** start RECORDS TO USE **

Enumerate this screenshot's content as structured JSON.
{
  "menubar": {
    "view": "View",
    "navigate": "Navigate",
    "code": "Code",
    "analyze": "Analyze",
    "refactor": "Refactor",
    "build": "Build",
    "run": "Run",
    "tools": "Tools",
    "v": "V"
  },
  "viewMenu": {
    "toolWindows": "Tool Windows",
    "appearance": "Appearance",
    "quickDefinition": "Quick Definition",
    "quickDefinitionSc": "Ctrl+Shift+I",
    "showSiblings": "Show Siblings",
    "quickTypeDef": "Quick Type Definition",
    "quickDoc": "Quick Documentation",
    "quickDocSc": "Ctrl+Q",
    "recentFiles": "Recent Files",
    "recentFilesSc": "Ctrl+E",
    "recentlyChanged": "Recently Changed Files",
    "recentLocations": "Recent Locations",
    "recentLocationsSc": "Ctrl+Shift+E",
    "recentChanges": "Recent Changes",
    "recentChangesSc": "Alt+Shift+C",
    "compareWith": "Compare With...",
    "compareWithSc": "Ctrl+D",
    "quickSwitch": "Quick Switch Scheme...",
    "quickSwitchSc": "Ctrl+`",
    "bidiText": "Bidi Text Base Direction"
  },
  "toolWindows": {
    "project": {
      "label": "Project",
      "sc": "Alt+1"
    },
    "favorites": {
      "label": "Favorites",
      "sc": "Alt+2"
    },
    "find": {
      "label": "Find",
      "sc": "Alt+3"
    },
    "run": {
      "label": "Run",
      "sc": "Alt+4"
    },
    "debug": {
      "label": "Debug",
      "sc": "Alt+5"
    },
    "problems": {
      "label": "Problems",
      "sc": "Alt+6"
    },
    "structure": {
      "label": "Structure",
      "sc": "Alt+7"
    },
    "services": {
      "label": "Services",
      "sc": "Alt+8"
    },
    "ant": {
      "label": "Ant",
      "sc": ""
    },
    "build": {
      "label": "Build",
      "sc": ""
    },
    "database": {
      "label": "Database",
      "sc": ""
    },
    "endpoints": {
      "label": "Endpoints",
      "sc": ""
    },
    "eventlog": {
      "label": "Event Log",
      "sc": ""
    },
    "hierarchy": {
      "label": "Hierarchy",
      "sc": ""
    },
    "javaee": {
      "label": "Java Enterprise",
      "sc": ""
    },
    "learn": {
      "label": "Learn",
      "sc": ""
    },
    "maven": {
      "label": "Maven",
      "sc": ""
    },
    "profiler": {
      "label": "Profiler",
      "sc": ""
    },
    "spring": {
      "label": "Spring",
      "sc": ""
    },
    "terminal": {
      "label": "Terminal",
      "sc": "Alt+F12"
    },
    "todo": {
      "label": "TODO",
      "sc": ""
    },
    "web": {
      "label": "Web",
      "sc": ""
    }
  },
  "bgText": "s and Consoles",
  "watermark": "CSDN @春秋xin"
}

** end RECORDS TO USE **

Repeat all the records. Match each line exactly.

» WRITTEN RESPONSE:
Enumerate this screenshot's content as structured JSON.
{
  "menubar": {
    "view": "View",
    "navigate": "Navigate",
    "code": "Code",
    "analyze": "Analyze",
    "refactor": "Refactor",
    "build": "Build",
    "run": "Run",
    "tools": "Tools",
    "v": "V"
  },
  "viewMenu": {
    "toolWindows": "Tool Windows",
    "appearance": "Appearance",
    "quickDefinition": "Quick Definition",
    "quickDefinitionSc": "Ctrl+Shift+I",
    "showSiblings": "Show Siblings",
    "quickTypeDef": "Quick Type Definition",
    "quickDoc": "Quick Documentation",
    "quickDocSc": "Ctrl+Q",
    "recentFiles": "Recent Files",
    "recentFilesSc": "Ctrl+E",
    "recentlyChanged": "Recently Changed Files",
    "recentLocations": "Recent Locations",
    "recentLocationsSc": "Ctrl+Shift+E",
    "recentChanges": "Recent Changes",
    "recentChangesSc": "Alt+Shift+C",
    "compareWith": "Compare With...",
    "compareWithSc": "Ctrl+D",
    "quickSwitch": "Quick Switch Scheme...",
    "quickSwitchSc": "Ctrl+`",
    "bidiText": "Bidi Text Base Direction"
  },
  "toolWindows": {
    "project": {
      "label": "Project",
      "sc": "Alt+1"
    },
    "favorites": {
      "label": "Favorites",
      "sc": "Alt+2"
    },
    "find": {
      "label": "Find",
      "sc": "Alt+3"
    },
    "run": {
      "label": "Run",
      "sc": "Alt+4"
    },
    "debug": {
      "label": "Debug",
      "sc": "Alt+5"
    },
    "problems": {
      "label": "Problems",
      "sc": "Alt+6"
    },
    "structure": {
      "label": "Structure",
      "sc": "Alt+7"
    },
    "services": {
      "label": "Services",
      "sc": "Alt+8"
    },
    "ant": {
      "label": "Ant",
      "sc": ""
    },
    "build": {
      "label": "Build",
      "sc": ""
    },
    "database": {
      "label": "Database",
      "sc": ""
    },
    "endpoints": {
      "label": "Endpoints",
      "sc": ""
    },
    "eventlog": {
      "label": "Event Log",
      "sc": ""
    },
    "hierarchy": {
      "label": "Hierarchy",
      "sc": ""
    },
    "javaee": {
      "label": "Java Enterprise",
      "sc": ""
    },
    "learn": {
      "label": "Learn",
      "sc": ""
    },
    "maven": {
      "label": "Maven",
      "sc": ""
    },
    "profiler": {
      "label": "Profiler",
      "sc": ""
    },
    "spring": {
      "label": "Spring",
      "sc": ""
    },
    "terminal": {
      "label": "Terminal",
      "sc": "Alt+F12"
    },
    "todo": {
      "label": "TODO",
      "sc": ""
    },
    "web": {
      "label": "Web",
      "sc": ""
    }
  },
  "bgText": "s and Consoles",
  "watermark": "CSDN @春秋xin"
}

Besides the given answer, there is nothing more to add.